Omit all pictures and give the records below again exactly as written.

.....

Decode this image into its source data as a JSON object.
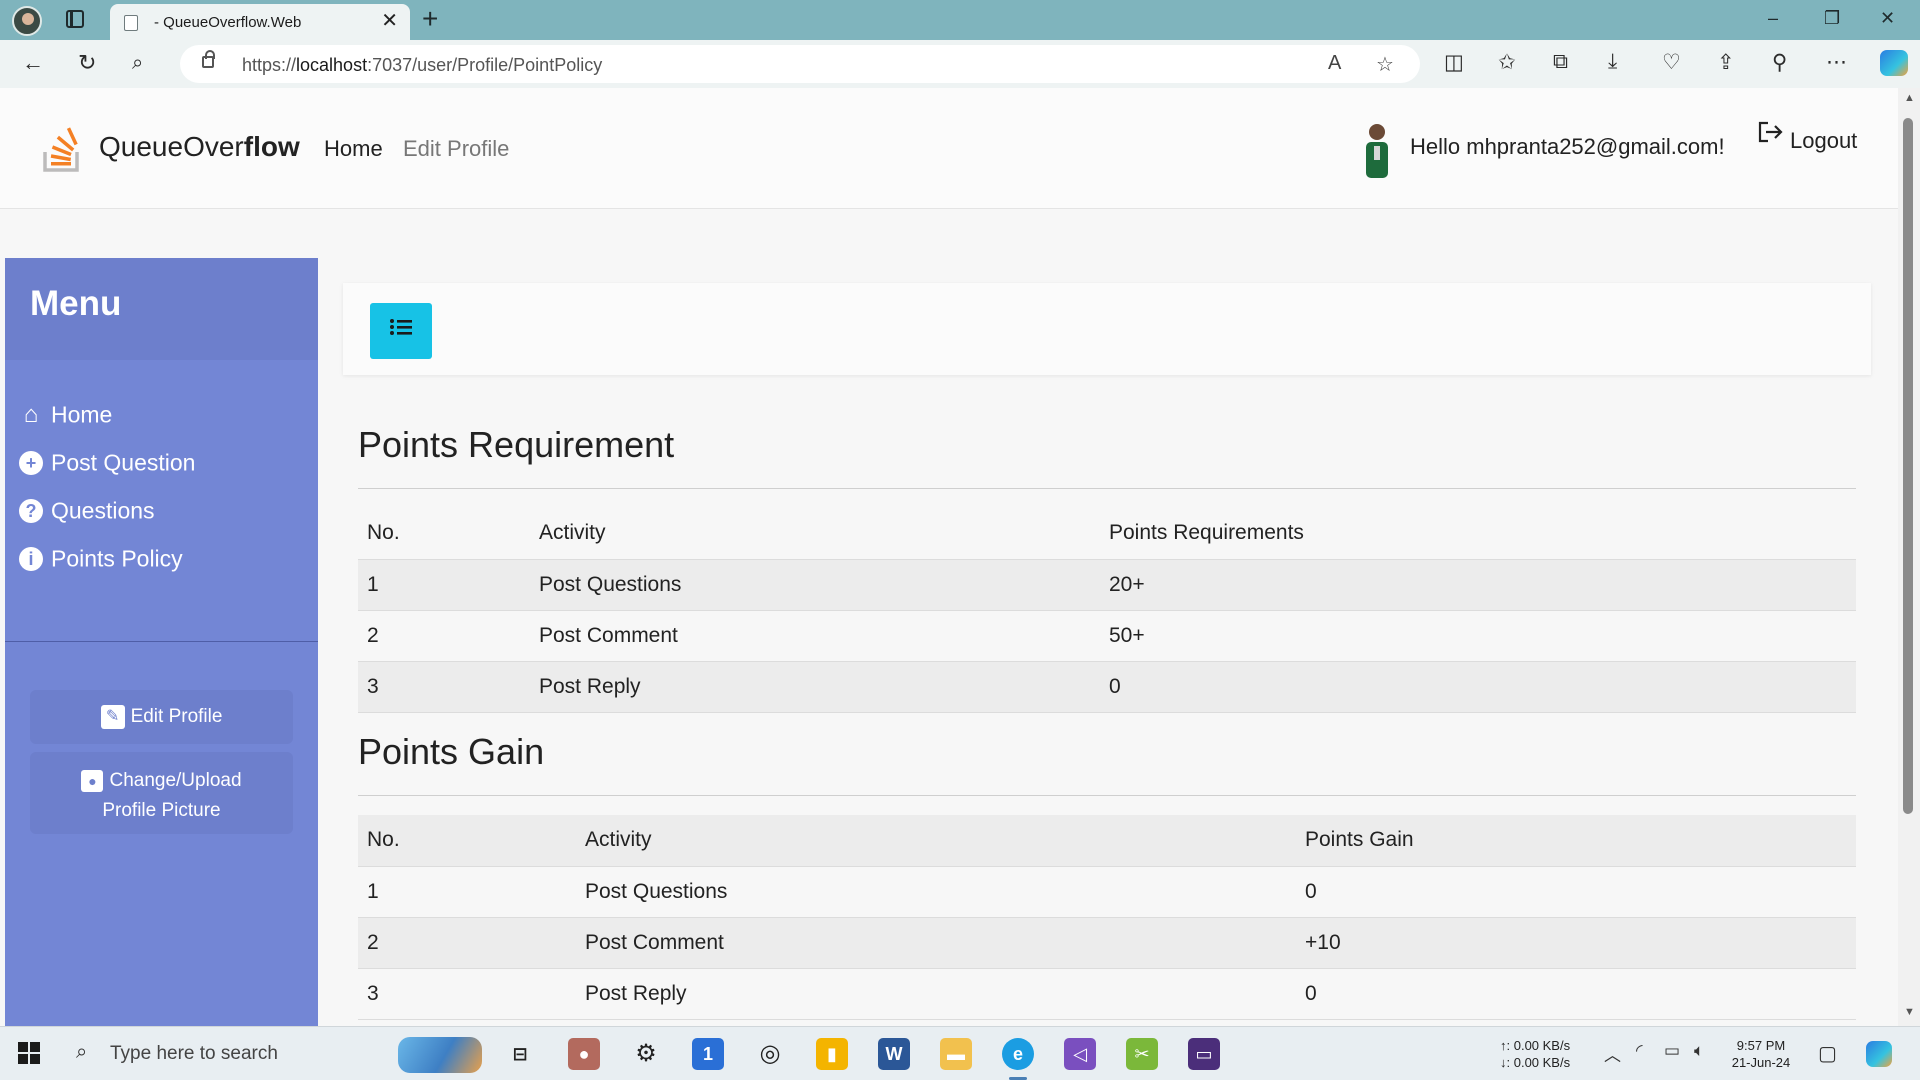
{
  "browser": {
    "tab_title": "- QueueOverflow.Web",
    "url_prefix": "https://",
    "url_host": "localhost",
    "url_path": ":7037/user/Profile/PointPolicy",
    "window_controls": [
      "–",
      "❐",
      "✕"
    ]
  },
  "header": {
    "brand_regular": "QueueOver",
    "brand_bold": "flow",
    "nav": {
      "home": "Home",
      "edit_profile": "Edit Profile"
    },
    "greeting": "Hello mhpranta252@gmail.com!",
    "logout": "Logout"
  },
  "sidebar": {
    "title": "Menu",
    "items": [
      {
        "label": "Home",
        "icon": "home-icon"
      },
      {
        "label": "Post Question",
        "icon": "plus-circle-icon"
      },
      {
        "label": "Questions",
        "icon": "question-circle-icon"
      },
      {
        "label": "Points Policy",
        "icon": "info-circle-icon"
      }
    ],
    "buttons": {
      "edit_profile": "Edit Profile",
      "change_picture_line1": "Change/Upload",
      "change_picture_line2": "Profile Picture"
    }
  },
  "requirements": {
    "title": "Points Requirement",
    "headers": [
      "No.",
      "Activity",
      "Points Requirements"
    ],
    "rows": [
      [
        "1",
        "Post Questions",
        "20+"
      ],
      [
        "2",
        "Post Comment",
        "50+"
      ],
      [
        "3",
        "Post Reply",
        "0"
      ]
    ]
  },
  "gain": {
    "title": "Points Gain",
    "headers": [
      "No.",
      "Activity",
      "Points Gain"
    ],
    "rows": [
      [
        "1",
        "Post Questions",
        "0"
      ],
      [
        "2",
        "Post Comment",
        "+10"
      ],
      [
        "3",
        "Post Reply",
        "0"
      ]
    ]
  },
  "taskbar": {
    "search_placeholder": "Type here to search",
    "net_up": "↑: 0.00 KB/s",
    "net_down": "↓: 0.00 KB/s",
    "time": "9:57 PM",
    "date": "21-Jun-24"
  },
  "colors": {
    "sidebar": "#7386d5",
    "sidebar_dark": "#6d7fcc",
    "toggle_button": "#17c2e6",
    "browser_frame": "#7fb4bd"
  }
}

.....

#### [OUTPUT OF THE EXERCISE]
Decode this image into its source data as a JSON object.
{
  "browser": {
    "tab_title": "- QueueOverflow.Web",
    "url_prefix": "https://",
    "url_host": "localhost",
    "url_path": ":7037/user/Profile/PointPolicy",
    "window_controls": [
      "–",
      "❐",
      "✕"
    ]
  },
  "header": {
    "brand_regular": "QueueOver",
    "brand_bold": "flow",
    "nav": {
      "home": "Home",
      "edit_profile": "Edit Profile"
    },
    "greeting": "Hello mhpranta252@gmail.com!",
    "logout": "Logout"
  },
  "sidebar": {
    "title": "Menu",
    "items": [
      {
        "label": "Home",
        "icon": "home-icon"
      },
      {
        "label": "Post Question",
        "icon": "plus-circle-icon"
      },
      {
        "label": "Questions",
        "icon": "question-circle-icon"
      },
      {
        "label": "Points Policy",
        "icon": "info-circle-icon"
      }
    ],
    "buttons": {
      "edit_profile": "Edit Profile",
      "change_picture_line1": "Change/Upload",
      "change_picture_line2": "Profile Picture"
    }
  },
  "requirements": {
    "title": "Points Requirement",
    "headers": [
      "No.",
      "Activity",
      "Points Requirements"
    ],
    "rows": [
      [
        "1",
        "Post Questions",
        "20+"
      ],
      [
        "2",
        "Post Comment",
        "50+"
      ],
      [
        "3",
        "Post Reply",
        "0"
      ]
    ]
  },
  "gain": {
    "title": "Points Gain",
    "headers": [
      "No.",
      "Activity",
      "Points Gain"
    ],
    "rows": [
      [
        "1",
        "Post Questions",
        "0"
      ],
      [
        "2",
        "Post Comment",
        "+10"
      ],
      [
        "3",
        "Post Reply",
        "0"
      ]
    ]
  },
  "taskbar": {
    "search_placeholder": "Type here to search",
    "net_up": "↑: 0.00 KB/s",
    "net_down": "↓: 0.00 KB/s",
    "time": "9:57 PM",
    "date": "21-Jun-24"
  },
  "colors": {
    "sidebar": "#7386d5",
    "sidebar_dark": "#6d7fcc",
    "toggle_button": "#17c2e6",
    "browser_frame": "#7fb4bd"
  }
}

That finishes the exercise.